-- START OF Data excerpts --
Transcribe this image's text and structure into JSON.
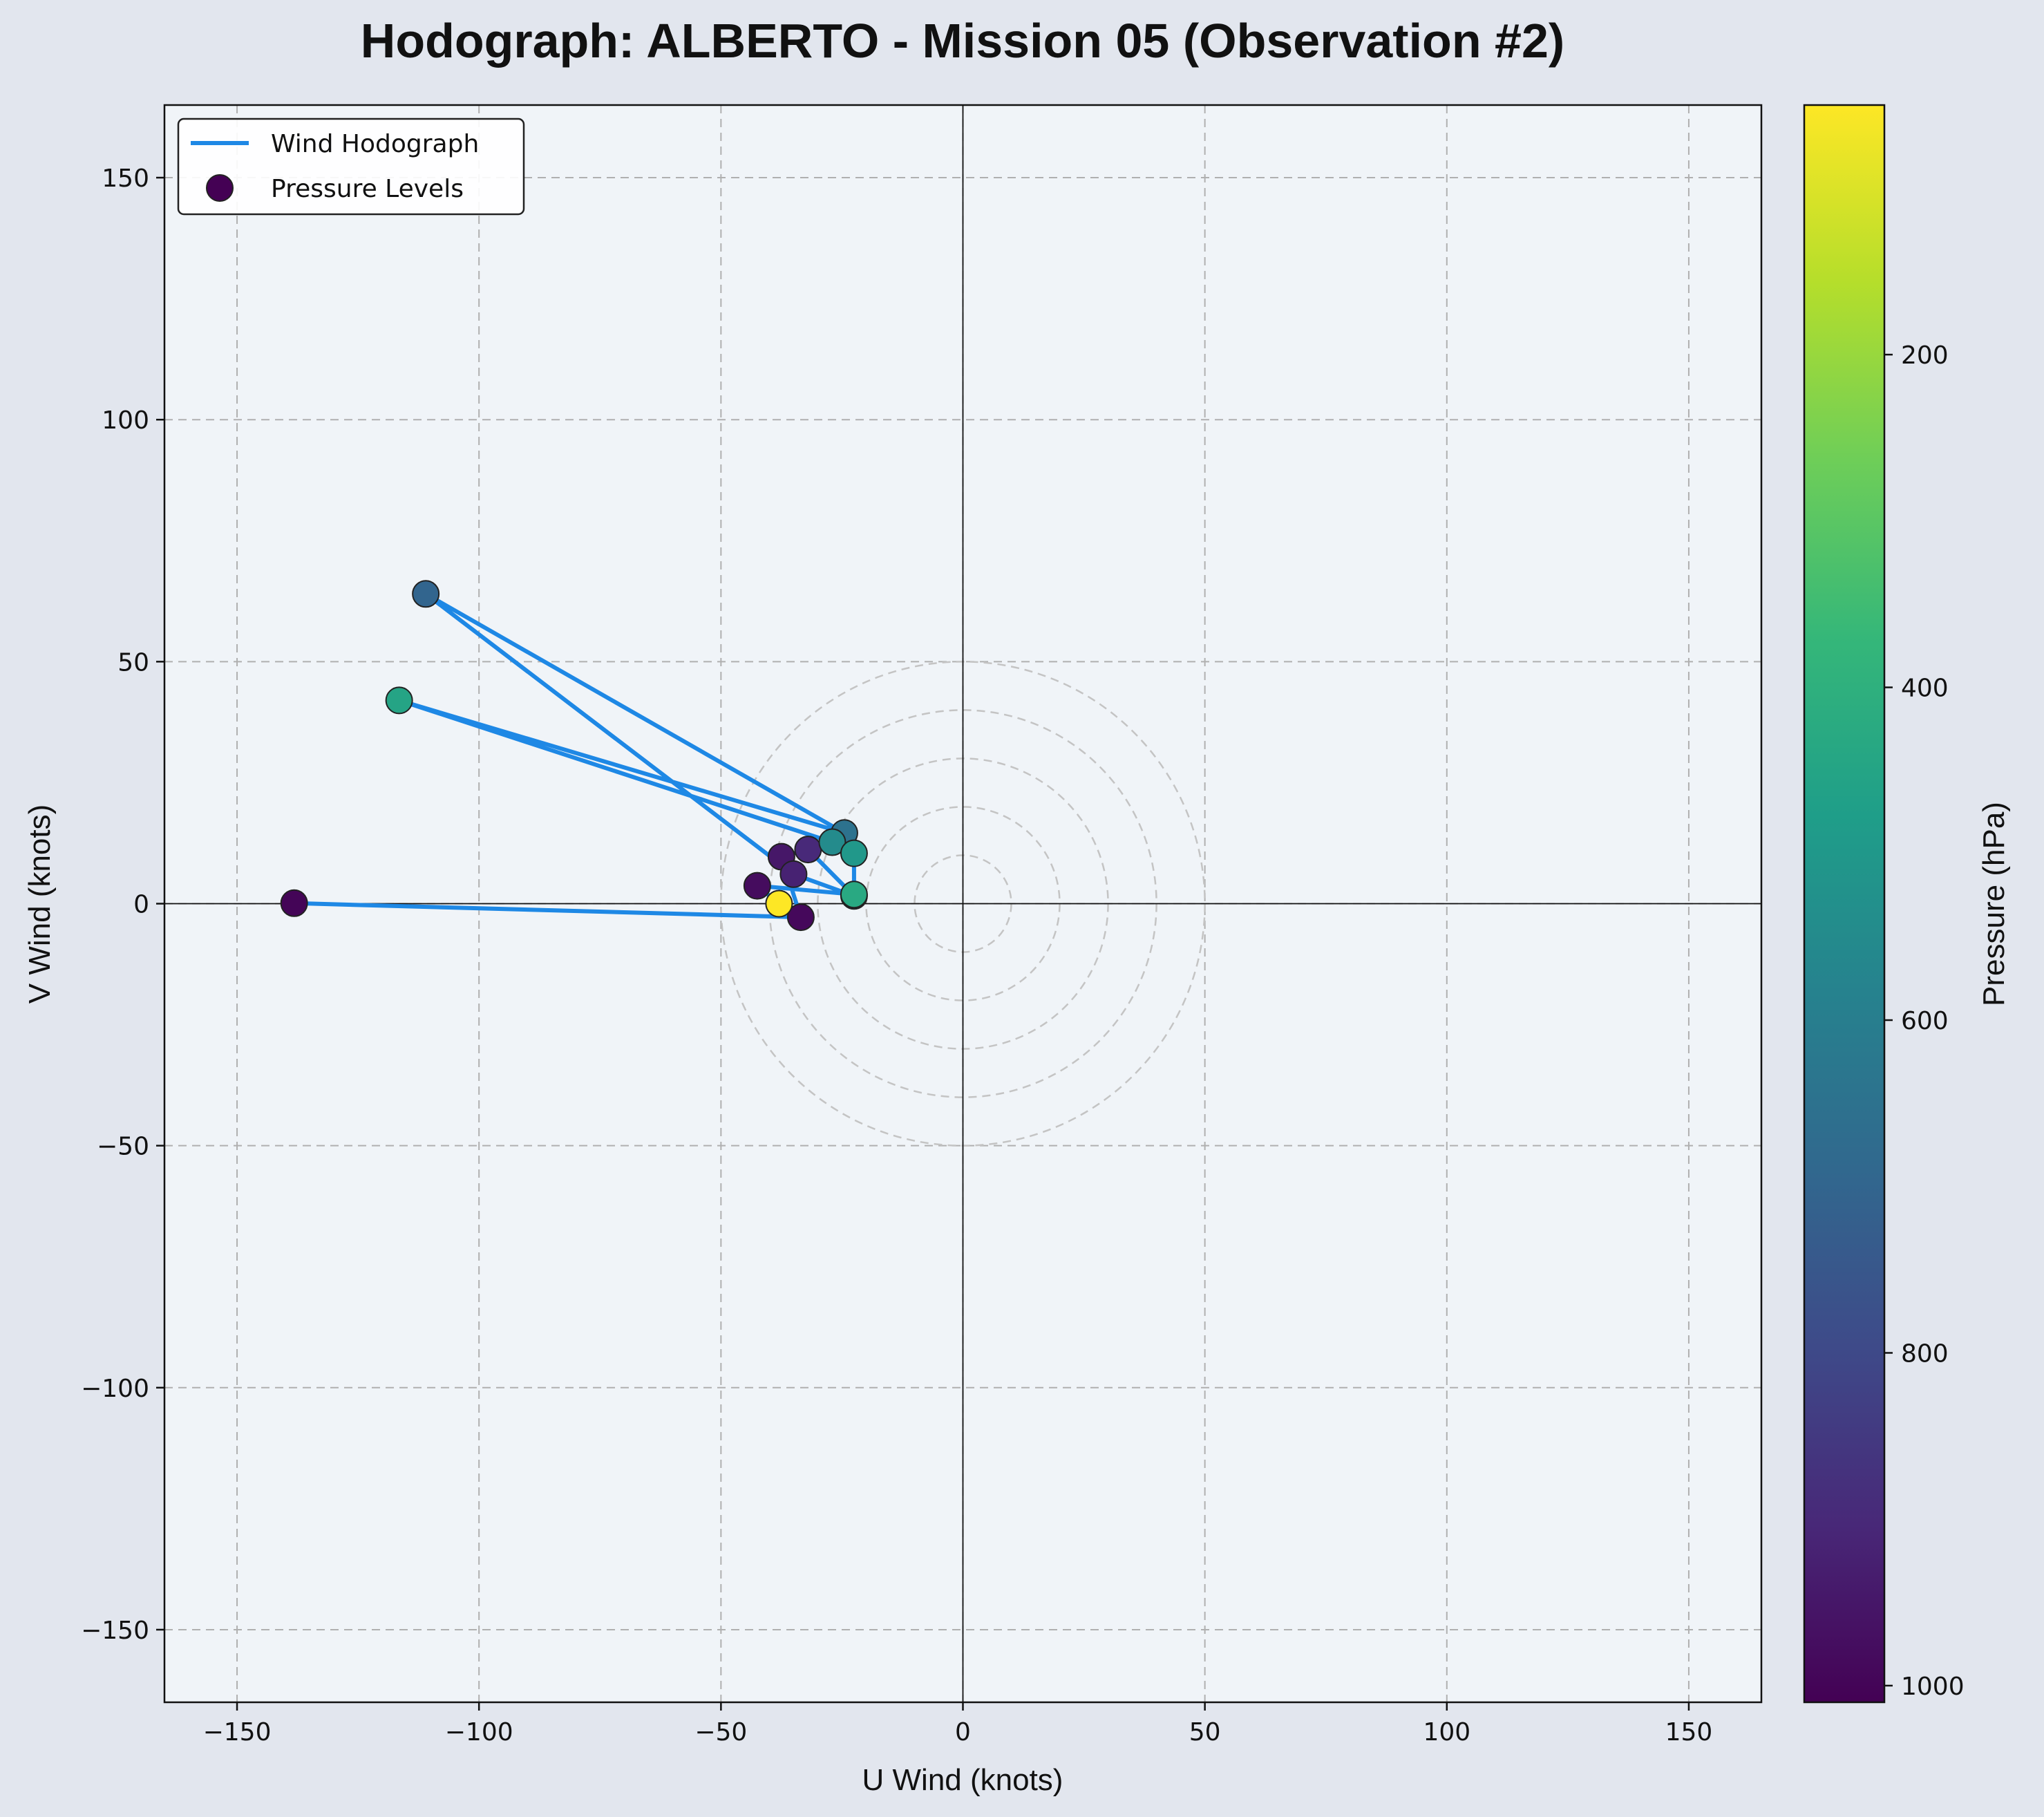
{
  "chart_data": {
    "type": "scatter",
    "title": "Hodograph: ALBERTO - Mission 05 (Observation #2)",
    "xlabel": "U Wind (knots)",
    "ylabel": "V Wind (knots)",
    "xlim": [
      -165,
      165
    ],
    "ylim": [
      -165,
      165
    ],
    "xticks": [
      -150,
      -100,
      -50,
      0,
      50,
      100,
      150
    ],
    "yticks": [
      -150,
      -100,
      -50,
      0,
      50,
      100,
      150
    ],
    "xtick_labels": [
      "−150",
      "−100",
      "−50",
      "0",
      "50",
      "100",
      "150"
    ],
    "ytick_labels": [
      "−150",
      "−100",
      "−50",
      "0",
      "50",
      "100",
      "150"
    ],
    "grid": true,
    "speed_rings": [
      10,
      20,
      30,
      40,
      50
    ],
    "legend": {
      "placement": "top-left",
      "entries": [
        "Wind Hodograph",
        "Pressure Levels"
      ]
    },
    "colorbar": {
      "label": "Pressure (hPa)",
      "range": [
        1010,
        50
      ],
      "ticks": [
        200,
        400,
        600,
        800,
        1000
      ],
      "colormap": [
        "#440154",
        "#482878",
        "#3e4a89",
        "#31688e",
        "#26828e",
        "#1f9e89",
        "#35b779",
        "#6ece58",
        "#b5de2b",
        "#fde725"
      ]
    },
    "line_color": "#1e88e5",
    "series": [
      {
        "name": "Wind Hodograph",
        "points": [
          {
            "u": -138.2,
            "v": 0.1,
            "p": 1000
          },
          {
            "u": -33.5,
            "v": -2.8,
            "p": 990
          },
          {
            "u": -37.5,
            "v": 9.7,
            "p": 950
          },
          {
            "u": -32.0,
            "v": 11.2,
            "p": 900
          },
          {
            "u": -22.5,
            "v": 1.6,
            "p": 850
          },
          {
            "u": -35.0,
            "v": 6.1,
            "p": 920
          },
          {
            "u": -111.0,
            "v": 64.0,
            "p": 700
          },
          {
            "u": -24.5,
            "v": 14.6,
            "p": 650
          },
          {
            "u": -116.5,
            "v": 42.0,
            "p": 450
          },
          {
            "u": -27.0,
            "v": 12.7,
            "p": 550
          },
          {
            "u": -22.5,
            "v": 10.4,
            "p": 500
          },
          {
            "u": -22.5,
            "v": 1.9,
            "p": 430
          },
          {
            "u": -42.5,
            "v": 3.7,
            "p": 980
          },
          {
            "u": -38.0,
            "v": 0.0,
            "p": 50
          }
        ]
      }
    ]
  }
}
-- END OF Data excerpts --
→ Your goal:
Return the listing above in full and without alteration, excluding its pictures.

→ The response:
Transcribe this image's text and structure into JSON.
{
  "chart_data": {
    "type": "scatter",
    "title": "Hodograph: ALBERTO - Mission 05 (Observation #2)",
    "xlabel": "U Wind (knots)",
    "ylabel": "V Wind (knots)",
    "xlim": [
      -165,
      165
    ],
    "ylim": [
      -165,
      165
    ],
    "xticks": [
      -150,
      -100,
      -50,
      0,
      50,
      100,
      150
    ],
    "yticks": [
      -150,
      -100,
      -50,
      0,
      50,
      100,
      150
    ],
    "xtick_labels": [
      "−150",
      "−100",
      "−50",
      "0",
      "50",
      "100",
      "150"
    ],
    "ytick_labels": [
      "−150",
      "−100",
      "−50",
      "0",
      "50",
      "100",
      "150"
    ],
    "grid": true,
    "speed_rings": [
      10,
      20,
      30,
      40,
      50
    ],
    "legend": {
      "placement": "top-left",
      "entries": [
        "Wind Hodograph",
        "Pressure Levels"
      ]
    },
    "colorbar": {
      "label": "Pressure (hPa)",
      "range": [
        1010,
        50
      ],
      "ticks": [
        200,
        400,
        600,
        800,
        1000
      ],
      "colormap": [
        "#440154",
        "#482878",
        "#3e4a89",
        "#31688e",
        "#26828e",
        "#1f9e89",
        "#35b779",
        "#6ece58",
        "#b5de2b",
        "#fde725"
      ]
    },
    "line_color": "#1e88e5",
    "series": [
      {
        "name": "Wind Hodograph",
        "points": [
          {
            "u": -138.2,
            "v": 0.1,
            "p": 1000
          },
          {
            "u": -33.5,
            "v": -2.8,
            "p": 990
          },
          {
            "u": -37.5,
            "v": 9.7,
            "p": 950
          },
          {
            "u": -32.0,
            "v": 11.2,
            "p": 900
          },
          {
            "u": -22.5,
            "v": 1.6,
            "p": 850
          },
          {
            "u": -35.0,
            "v": 6.1,
            "p": 920
          },
          {
            "u": -111.0,
            "v": 64.0,
            "p": 700
          },
          {
            "u": -24.5,
            "v": 14.6,
            "p": 650
          },
          {
            "u": -116.5,
            "v": 42.0,
            "p": 450
          },
          {
            "u": -27.0,
            "v": 12.7,
            "p": 550
          },
          {
            "u": -22.5,
            "v": 10.4,
            "p": 500
          },
          {
            "u": -22.5,
            "v": 1.9,
            "p": 430
          },
          {
            "u": -42.5,
            "v": 3.7,
            "p": 980
          },
          {
            "u": -38.0,
            "v": 0.0,
            "p": 50
          }
        ]
      }
    ]
  }
}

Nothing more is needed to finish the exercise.